#### GIVEN PASSAGE
Content starts

Adam Rittenberg: Brian, this is a really good observation. I'm not sure when exactly things shifted, but the SEC always seemed to flaunt its league pride more than other conferences. Having SEC teams win the past five national titles has only increased the noise from Dixie. I wonder whether the Big Ten would be parading itself the same way if it won five straight titles. Hard to say for sure. The competition between conferences for TV money and other revenue likely has contributed to the current dynamic, and the rivalries between leagues, even at the commissioner level, are very real. Bottom line: we're constantly measuring leagues against one another.

A.J. from Ann Arbor, Mich., writes: Hi Adam, there are some great quarterbacks in the league this year, many of whom are great runners, but we've seen that injuries can weigh heavily on a team's success. Who in your mind are best back-up quarterbacks in the league?

Content ends

#### INFORMATION SUPPLIED
Content starts

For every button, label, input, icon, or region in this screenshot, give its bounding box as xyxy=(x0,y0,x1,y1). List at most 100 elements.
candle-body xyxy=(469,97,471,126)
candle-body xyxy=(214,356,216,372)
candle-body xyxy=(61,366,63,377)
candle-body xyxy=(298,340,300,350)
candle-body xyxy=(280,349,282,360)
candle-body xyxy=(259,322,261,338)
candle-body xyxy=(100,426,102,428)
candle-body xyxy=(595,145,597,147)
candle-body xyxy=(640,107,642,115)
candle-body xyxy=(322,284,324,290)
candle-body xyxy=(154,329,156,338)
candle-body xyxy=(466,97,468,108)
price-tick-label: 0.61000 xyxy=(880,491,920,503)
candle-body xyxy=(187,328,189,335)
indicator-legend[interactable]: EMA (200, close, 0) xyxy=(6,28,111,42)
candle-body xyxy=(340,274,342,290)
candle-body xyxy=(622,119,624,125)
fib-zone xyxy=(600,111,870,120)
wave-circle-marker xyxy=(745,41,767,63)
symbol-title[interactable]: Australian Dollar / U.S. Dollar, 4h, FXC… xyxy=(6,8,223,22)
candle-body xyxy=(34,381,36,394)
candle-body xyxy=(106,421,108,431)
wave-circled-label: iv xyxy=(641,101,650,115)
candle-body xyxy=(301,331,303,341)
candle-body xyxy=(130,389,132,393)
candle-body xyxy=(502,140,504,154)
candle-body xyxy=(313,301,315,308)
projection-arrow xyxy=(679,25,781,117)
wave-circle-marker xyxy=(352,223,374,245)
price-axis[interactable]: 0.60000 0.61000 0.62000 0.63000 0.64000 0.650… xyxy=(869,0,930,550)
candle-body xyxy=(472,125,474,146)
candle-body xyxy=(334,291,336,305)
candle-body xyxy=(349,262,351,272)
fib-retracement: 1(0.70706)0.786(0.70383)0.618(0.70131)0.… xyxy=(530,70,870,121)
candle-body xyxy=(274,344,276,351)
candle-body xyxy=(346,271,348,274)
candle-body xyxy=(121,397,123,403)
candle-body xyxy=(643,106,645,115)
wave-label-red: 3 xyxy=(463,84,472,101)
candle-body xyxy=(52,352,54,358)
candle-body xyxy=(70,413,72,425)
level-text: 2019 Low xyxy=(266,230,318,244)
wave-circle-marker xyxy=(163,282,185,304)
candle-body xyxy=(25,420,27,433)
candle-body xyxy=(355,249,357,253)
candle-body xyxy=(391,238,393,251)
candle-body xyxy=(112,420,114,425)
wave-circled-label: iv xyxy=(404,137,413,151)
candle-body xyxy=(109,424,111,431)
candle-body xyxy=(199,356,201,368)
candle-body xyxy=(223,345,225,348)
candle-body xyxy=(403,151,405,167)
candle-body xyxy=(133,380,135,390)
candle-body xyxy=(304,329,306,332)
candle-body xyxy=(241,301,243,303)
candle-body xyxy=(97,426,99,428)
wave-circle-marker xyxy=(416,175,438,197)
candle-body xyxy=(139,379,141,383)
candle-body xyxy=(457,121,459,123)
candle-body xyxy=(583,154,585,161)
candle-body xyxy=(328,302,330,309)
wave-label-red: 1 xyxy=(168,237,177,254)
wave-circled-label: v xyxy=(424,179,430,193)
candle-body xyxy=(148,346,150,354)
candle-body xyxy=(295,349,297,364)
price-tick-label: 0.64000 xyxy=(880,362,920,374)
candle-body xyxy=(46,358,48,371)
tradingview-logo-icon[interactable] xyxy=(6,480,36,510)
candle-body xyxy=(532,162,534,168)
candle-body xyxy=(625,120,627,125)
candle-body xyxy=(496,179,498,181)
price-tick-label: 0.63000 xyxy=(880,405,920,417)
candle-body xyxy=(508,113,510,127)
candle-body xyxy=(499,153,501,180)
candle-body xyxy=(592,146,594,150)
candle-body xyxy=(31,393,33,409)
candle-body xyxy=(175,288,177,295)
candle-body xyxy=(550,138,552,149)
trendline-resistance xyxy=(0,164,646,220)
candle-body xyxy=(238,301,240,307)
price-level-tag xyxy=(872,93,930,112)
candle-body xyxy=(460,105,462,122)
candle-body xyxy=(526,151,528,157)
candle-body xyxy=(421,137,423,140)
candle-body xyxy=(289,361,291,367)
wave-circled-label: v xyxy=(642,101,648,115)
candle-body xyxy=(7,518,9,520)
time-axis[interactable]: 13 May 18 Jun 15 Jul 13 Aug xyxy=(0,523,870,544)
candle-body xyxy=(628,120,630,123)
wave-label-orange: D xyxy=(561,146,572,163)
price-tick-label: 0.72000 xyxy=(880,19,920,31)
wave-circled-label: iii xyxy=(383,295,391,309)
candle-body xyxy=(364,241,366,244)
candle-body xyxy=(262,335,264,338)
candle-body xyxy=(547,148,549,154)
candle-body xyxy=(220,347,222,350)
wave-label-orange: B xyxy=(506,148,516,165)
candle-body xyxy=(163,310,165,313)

Content ends

#### EXERCISE BRIEF
Rewrite the stretch of the conference-pride passage from "Adam Rittenberg: Brian, this" through "against one another.", swapping "noise" for "chatter".

#### PROBLEM SOLUTION
Adam Rittenberg: Brian, this is a really good observation. I'm not sure when exactly things shifted, but the SEC always seemed to flaunt its league pride more than other conferences. Having SEC teams win the past five national titles has only increased the chatter from Dixie. I wonder whether the Big Ten would be parading itself the same way if it won five straight titles. Hard to say for sure. The competition between conferences for TV money and other revenue likely has contributed to the current dynamic, and the rivalries between leagues, even at the commissioner level, are very real. Bottom line: we're constantly measuring leagues against one another.